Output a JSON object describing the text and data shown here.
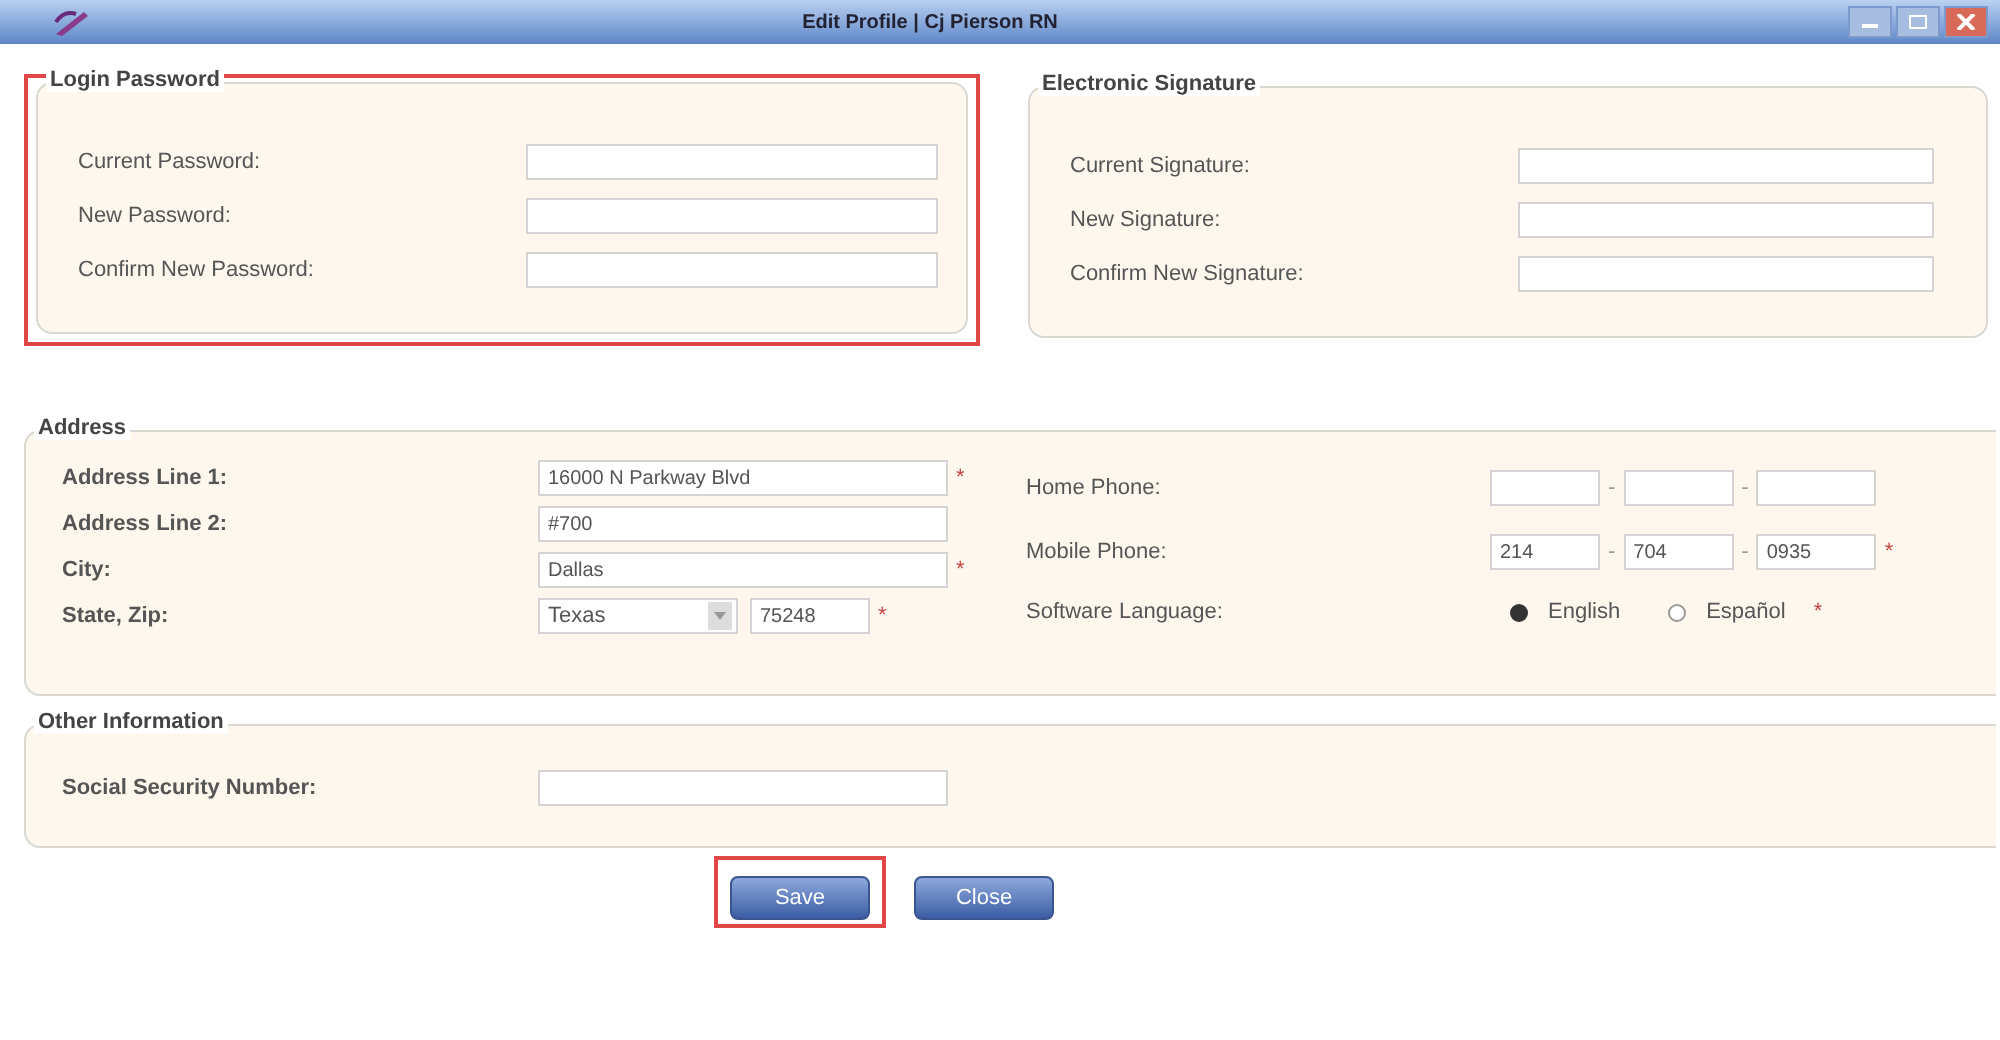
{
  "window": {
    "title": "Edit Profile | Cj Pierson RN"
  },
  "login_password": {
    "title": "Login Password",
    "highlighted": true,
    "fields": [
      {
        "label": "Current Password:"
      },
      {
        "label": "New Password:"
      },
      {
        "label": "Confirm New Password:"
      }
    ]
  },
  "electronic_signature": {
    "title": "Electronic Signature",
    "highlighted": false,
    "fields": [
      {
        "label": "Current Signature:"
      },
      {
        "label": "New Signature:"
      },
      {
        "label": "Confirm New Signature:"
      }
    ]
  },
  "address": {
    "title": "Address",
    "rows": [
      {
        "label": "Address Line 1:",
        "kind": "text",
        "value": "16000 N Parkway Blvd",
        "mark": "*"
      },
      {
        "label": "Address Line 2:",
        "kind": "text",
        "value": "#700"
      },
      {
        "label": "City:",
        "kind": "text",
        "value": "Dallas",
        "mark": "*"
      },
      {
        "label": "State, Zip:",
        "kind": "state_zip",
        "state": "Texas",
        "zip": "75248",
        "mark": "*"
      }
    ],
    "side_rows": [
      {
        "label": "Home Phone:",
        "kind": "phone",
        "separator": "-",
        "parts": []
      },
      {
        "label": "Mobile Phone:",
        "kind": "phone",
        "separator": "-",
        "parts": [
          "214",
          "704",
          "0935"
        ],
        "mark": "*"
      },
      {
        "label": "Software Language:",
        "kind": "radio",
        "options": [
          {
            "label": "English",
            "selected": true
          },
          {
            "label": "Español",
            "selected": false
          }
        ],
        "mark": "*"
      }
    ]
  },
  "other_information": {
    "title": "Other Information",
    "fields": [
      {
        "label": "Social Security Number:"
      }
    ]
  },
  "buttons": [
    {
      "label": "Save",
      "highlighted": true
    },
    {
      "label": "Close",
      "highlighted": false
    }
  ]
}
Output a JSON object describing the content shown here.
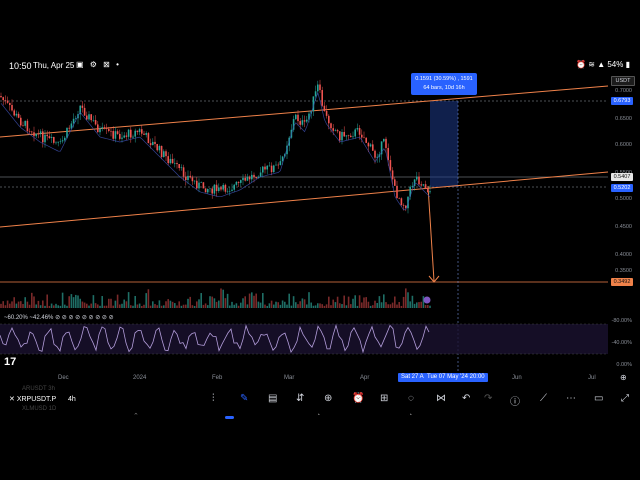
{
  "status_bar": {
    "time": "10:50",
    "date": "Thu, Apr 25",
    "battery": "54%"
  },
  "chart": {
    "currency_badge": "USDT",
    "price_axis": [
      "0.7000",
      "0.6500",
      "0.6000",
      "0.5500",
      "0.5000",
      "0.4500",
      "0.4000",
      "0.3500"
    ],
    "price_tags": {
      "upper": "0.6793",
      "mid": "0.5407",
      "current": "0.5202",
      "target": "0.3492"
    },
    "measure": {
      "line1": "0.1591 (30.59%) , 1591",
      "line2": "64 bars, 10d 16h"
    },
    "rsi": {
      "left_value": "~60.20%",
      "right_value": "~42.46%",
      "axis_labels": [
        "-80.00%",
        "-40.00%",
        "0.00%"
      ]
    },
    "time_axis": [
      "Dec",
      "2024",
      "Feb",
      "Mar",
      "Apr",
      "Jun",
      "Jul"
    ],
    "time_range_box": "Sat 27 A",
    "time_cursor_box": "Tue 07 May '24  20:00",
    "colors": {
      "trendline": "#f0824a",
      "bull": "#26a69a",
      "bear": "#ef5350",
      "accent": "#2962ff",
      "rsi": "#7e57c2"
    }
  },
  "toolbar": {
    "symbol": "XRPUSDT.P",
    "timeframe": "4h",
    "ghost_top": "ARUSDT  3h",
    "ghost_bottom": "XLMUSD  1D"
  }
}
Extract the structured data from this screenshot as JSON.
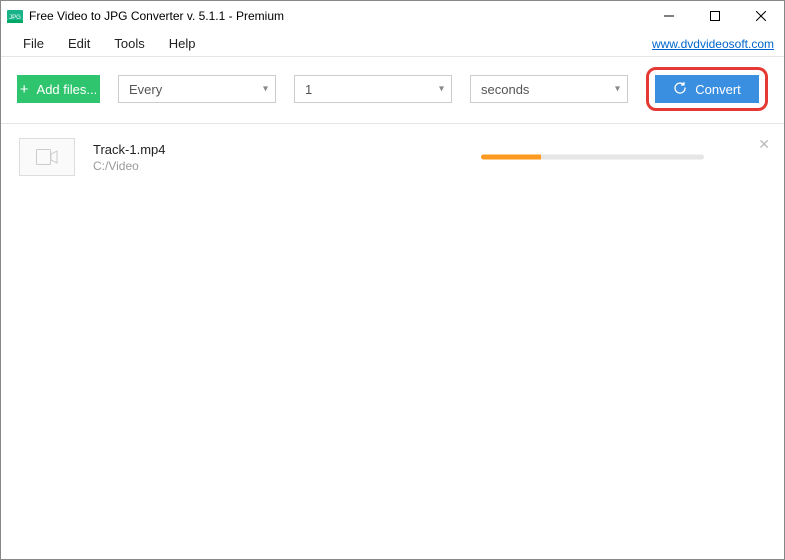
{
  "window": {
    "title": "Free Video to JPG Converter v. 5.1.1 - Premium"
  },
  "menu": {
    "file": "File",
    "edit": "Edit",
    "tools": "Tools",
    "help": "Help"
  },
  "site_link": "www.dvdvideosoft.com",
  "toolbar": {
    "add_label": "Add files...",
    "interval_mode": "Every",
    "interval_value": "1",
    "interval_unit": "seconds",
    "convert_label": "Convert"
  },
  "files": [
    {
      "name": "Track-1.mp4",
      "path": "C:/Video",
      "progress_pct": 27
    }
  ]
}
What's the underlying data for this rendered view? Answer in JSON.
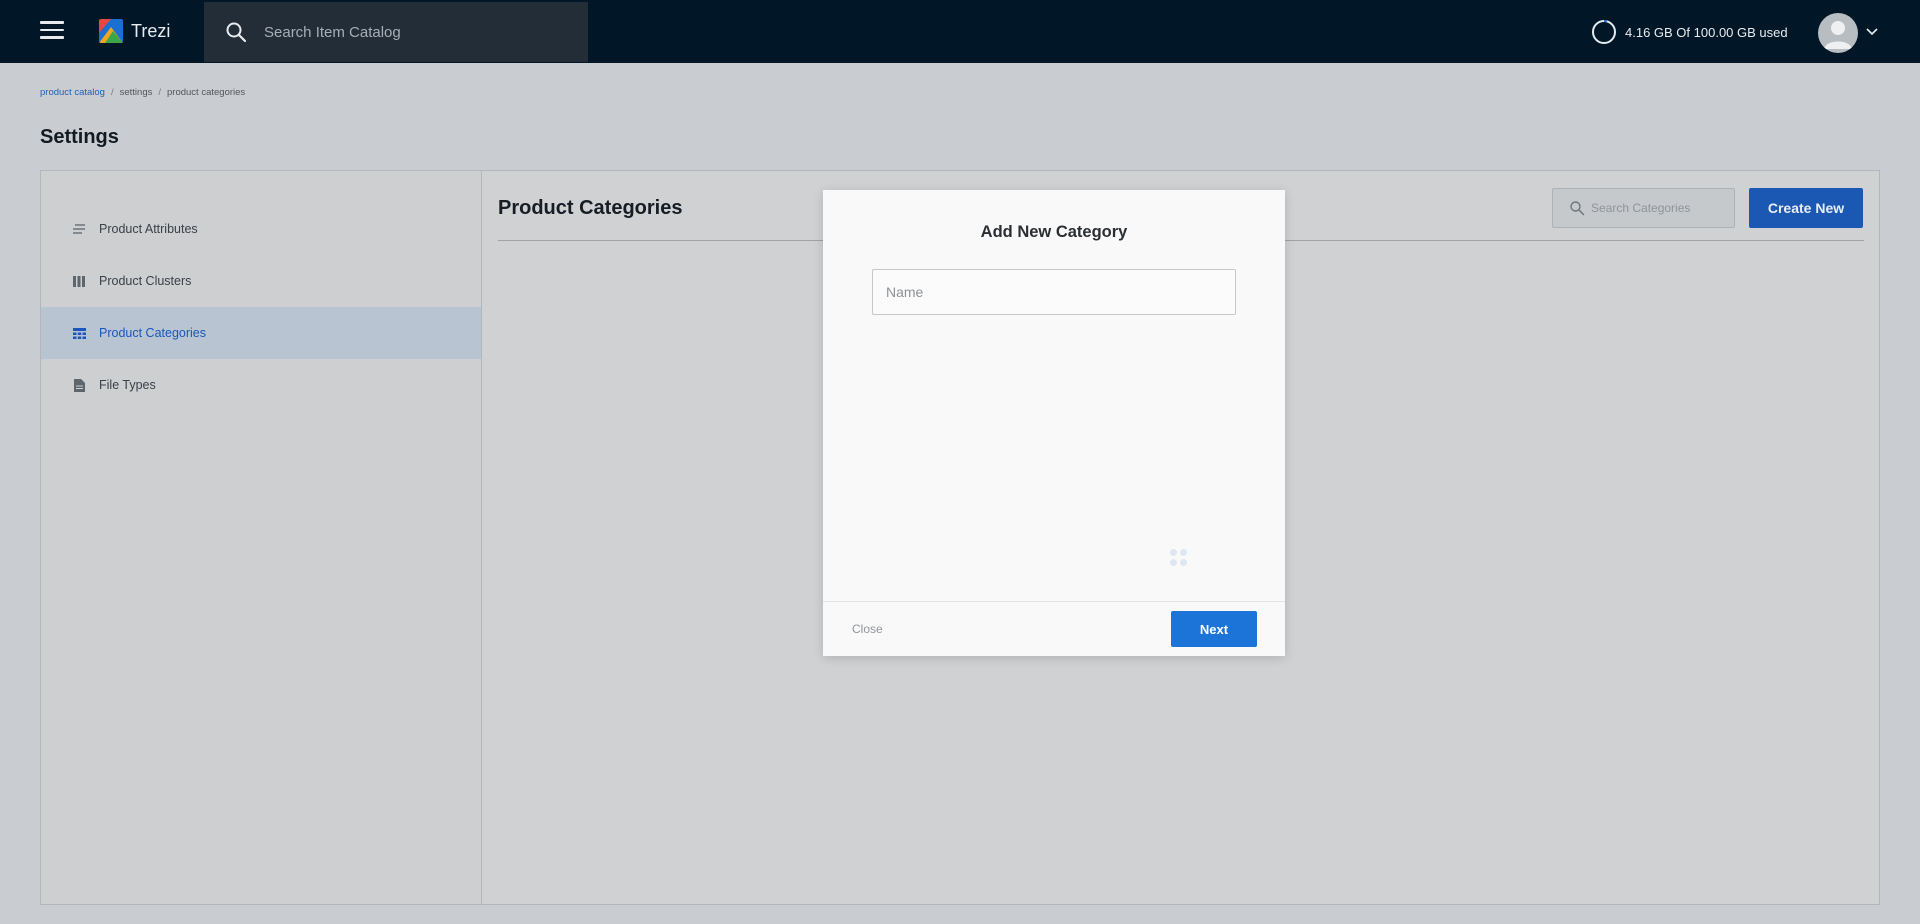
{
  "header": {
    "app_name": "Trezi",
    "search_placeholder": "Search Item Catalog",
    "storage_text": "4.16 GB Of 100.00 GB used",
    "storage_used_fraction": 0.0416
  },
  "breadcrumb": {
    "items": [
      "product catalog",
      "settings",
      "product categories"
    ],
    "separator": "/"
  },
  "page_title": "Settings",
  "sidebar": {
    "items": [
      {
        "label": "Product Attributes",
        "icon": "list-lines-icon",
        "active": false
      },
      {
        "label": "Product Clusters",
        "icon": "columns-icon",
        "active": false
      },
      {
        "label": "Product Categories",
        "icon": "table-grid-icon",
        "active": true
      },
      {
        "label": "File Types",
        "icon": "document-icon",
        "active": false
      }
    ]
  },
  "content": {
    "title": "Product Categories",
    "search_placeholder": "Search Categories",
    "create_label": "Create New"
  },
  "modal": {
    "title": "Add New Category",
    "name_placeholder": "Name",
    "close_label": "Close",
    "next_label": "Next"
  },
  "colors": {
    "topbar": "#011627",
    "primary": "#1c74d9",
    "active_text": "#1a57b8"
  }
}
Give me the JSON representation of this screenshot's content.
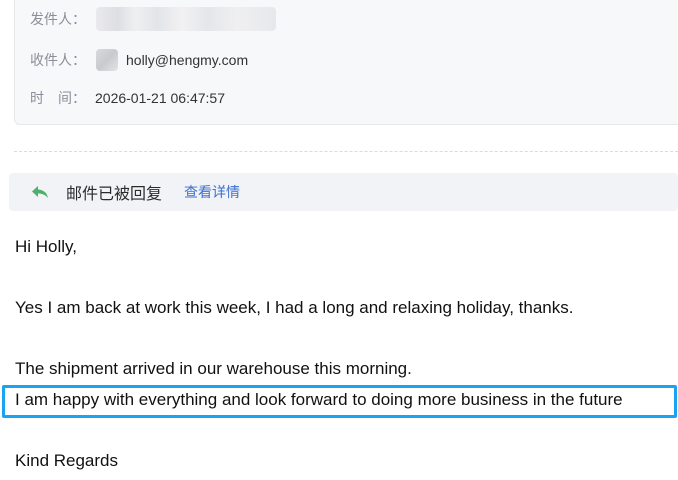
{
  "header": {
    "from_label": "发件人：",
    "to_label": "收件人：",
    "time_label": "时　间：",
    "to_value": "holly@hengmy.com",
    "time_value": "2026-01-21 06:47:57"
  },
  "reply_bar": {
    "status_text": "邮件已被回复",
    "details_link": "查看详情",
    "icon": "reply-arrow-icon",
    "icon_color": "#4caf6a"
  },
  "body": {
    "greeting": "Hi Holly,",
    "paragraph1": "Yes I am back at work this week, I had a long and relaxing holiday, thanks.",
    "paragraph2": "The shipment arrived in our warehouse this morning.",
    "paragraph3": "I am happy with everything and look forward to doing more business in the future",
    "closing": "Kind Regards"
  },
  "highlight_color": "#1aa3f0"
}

■ Goal of the exercise
Print once more, exactly, the lines from the one with "Give me the" through the last line of the data, both ends included, without any pictures.

■ Correct answer
Give me the JSON representation of this screenshot's content.
{
  "header": {
    "from_label": "发件人：",
    "to_label": "收件人：",
    "time_label": "时　间：",
    "to_value": "holly@hengmy.com",
    "time_value": "2026-01-21 06:47:57"
  },
  "reply_bar": {
    "status_text": "邮件已被回复",
    "details_link": "查看详情",
    "icon": "reply-arrow-icon",
    "icon_color": "#4caf6a"
  },
  "body": {
    "greeting": "Hi Holly,",
    "paragraph1": "Yes I am back at work this week, I had a long and relaxing holiday, thanks.",
    "paragraph2": "The shipment arrived in our warehouse this morning.",
    "paragraph3": "I am happy with everything and look forward to doing more business in the future",
    "closing": "Kind Regards"
  },
  "highlight_color": "#1aa3f0"
}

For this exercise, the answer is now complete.